+++ KUTIPAN

Medan - Nama Batak sebagai identitas etnik ternyata tidak berasal dari orang Batak sendiri, tapi diciptakan atau dikonstruksi para musafir barat. Hal ini kemudian dikukuhkan misionaris Jerman yang datang ke tanah Batak sejak tahun 1860-an. Simpulan ini dikemukakan sejarahwan Unversitas Negeri Medan (Unimed) Ichwan Azhari yang baru usai melakukan penelitian di Jerman.

Di Jerman, sejarahwan bergelar doktor ini memeriksa arsip-arsip yang ada di Wuppertal, Jerman. Dalam sumber-sumber lisan dan tertulis, terutama di dalam pustaha, atau tulisan tangan asli Batak, tidak ditemukan kata Batak untuk menyebut diri sebagai orang atau etnik Batak. Jadi dengan demikian nama Batak tidak asli berasal dari dalam kebudayaan Batak, tetapi diciptakan dan diberikan dari luar.

"Kata Batak awalnya diambil para musafir yang menjelajah ke wilayah Pulau Sumatera dari para penduduk pesisir untuk menyebut kelompok etnik yang berada di pegunungan dengan nama bata. Tapi nama yang diberikan penduduk pesisir ini berkonotasi negatif bahkan cenderung menghina untuk menyebut penduduk pegunungan itu sebagai kurang beradab, liar, dan tinggal di hutan," kata Ichwan Azhari di Medan, Minggu (14/11/2010).

Dalam penelitiannya yang dimulai sejak September lalu, selain memeriksa arsip-arsip di Jerman, Ichwan juga melengkapi datanya dengan mendatangi KITLV (Koninklijk Instituut voor Taal-, Land- en Volkenkunde atau the Royal Institute of Southeast Asian and Caribbean Studies) di Belanda. Dia juga mewawancari sejumlah pakar ahli Batak di Belanda dan Jerman seperti Johan Angerler dan Lothar Schreiner.

Hasilnya, pada sumber-sumber manuskrip Melayu klasik yang ditelusurinya, seperti manuskrip abad 17 koleksi Leiden, memang ditemukan kata Batak di kalangan orang Melayu di Malaysia, tetapi sebagai label untuk penduduk yang tinggal di rimba pedalaman semenanjung Malaka. Dalam manuskrip itu, saat Malaka jatuh ke tangan Portugis tahun 1511, Puteri Gunung Ledang yang sangat dihina dan direndahkan oleh teks ini, melarikan diri ke hulu sungai dan dalam teks itu disebut, "... masuk ke dalam hutan rimba yang amat besar hampir dengan negeri Batak. Maka diambil oleh segala menteri Batak itu, dirajakannya Puteri Gunung Ledang itu dalam negeri Batak itu."

++++++

SOAL:
1. Menurut kutipan tentang asal-usul nama Batak, penduduk pesisir menyebut penduduk pegunungan dengan nama yang berkonotasi negatif. Sebutkan semua sifat yang dilekatkan pada penduduk pegunungan melalui nama itu.
2. Salin kata demi kata bagian dari kutipan tentang asal-usul nama Batak, mulai dari kata-kata "Medan - Nama" dan berhenti setelah kata-kata "penelitian di Jerman.".
3. Teruskan kutipan tentang asal-usul nama Batak, mulai sesudah kalimat terakhir yang tercantum.

+++ DATA MENTAH

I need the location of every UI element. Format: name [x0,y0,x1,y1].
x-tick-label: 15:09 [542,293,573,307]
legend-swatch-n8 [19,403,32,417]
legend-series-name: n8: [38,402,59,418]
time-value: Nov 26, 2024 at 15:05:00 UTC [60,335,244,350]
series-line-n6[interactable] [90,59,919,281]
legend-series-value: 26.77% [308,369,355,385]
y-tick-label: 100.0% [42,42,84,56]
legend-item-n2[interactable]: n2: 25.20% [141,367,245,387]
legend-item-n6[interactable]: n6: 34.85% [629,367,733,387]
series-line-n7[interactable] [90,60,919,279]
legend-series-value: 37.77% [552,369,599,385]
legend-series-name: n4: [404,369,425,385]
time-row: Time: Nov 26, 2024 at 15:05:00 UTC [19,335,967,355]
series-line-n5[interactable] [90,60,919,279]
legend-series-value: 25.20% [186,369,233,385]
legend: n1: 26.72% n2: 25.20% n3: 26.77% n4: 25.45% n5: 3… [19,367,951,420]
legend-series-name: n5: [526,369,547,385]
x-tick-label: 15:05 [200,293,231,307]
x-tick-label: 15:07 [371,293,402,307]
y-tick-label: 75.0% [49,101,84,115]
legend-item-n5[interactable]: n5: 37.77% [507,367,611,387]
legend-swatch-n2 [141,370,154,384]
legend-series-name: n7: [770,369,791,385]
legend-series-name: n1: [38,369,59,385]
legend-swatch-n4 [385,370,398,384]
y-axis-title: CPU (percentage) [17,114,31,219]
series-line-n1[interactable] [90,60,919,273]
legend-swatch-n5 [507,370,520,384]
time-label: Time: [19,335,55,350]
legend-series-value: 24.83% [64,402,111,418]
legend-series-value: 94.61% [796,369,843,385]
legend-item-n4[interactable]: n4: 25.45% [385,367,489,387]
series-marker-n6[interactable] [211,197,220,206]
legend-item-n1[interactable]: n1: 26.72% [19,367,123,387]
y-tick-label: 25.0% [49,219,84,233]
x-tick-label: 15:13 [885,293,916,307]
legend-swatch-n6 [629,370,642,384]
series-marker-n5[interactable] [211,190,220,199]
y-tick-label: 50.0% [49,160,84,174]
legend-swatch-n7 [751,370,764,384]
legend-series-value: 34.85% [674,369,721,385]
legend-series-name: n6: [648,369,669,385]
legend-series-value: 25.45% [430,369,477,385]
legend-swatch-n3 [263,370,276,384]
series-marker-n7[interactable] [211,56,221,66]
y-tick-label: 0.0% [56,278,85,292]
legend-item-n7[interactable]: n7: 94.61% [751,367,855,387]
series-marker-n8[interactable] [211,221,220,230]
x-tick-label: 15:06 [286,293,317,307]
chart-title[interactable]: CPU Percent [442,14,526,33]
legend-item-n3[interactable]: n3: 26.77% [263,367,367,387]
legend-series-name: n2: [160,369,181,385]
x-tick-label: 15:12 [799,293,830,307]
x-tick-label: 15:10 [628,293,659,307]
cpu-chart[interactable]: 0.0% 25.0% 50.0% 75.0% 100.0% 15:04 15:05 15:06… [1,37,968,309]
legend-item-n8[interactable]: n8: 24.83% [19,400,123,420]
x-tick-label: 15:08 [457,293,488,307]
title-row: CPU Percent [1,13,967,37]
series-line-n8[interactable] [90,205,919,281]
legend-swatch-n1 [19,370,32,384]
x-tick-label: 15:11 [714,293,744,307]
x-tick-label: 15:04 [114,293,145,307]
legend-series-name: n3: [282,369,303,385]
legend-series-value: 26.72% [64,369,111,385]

++++++

JAWABAN BERURUTAN:
1.
- kurang beradab
- liar
- tinggal di hutan

2.
Medan - Nama Batak sebagai identitas etnik ternyata tidak berasal dari orang Batak sendiri, tapi diciptakan atau dikonstruksi para musafir barat. Hal ini kemudian dikukuhkan misionaris Jerman yang datang ke tanah Batak sejak tahun 1860-an. Simpulan ini dikemukakan sejarahwan Unversitas Negeri Medan (Unimed) Ichwan Azhari yang baru usai melakukan penelitian di Jerman.

3.
Tidak hanya di Malaysia, di Filipina juga penduduk pesisir menyebut penduduk pedalaman dengan streotip atau label negatif sebagai Batak. Untuk itu menurut Ichwan, cukup punya alasan dan tidak mengherankan kalau peneliti Batak terkenal asal Belanda bernama Van der Tuuk pernah risau
dan mengingatkan para misionaris Jerman agar tidak menggunakan nama Batak untuk nama etnik karena imej negatif yang terkandung pada kata itu.

"Di Malaysia dan Filipina penduduk yang diberi label Batak tidak mau menggunakan label merendahkan itu menjadi nama etnik mereka. Di Sumatera Utara label itu terus dipakai karena peran misionaris Jerman dan pemerintah kolonial Belanda yang memberi konstruksi dan makna baru atas kata itu," katanya.

Disebutkan Ichwan, para misionaris itu sendiri awalnya ragu-ragu menggunakan kata Batak sebagai nama etnik, karena kata Batak tidak dikenal oleh orang Batak itu sendiri ketika para misionaris datang dan melakukan penelitian awal. Para misionaris awalnya menggunakan kata bata sebagai satu kesatuan dengan lander, jadi bata lander yang berarti tanah Batak, merupakan suatu nama yang lebih menunjuk ke kawasan geografis dan bukan kawasan budaya atau suku.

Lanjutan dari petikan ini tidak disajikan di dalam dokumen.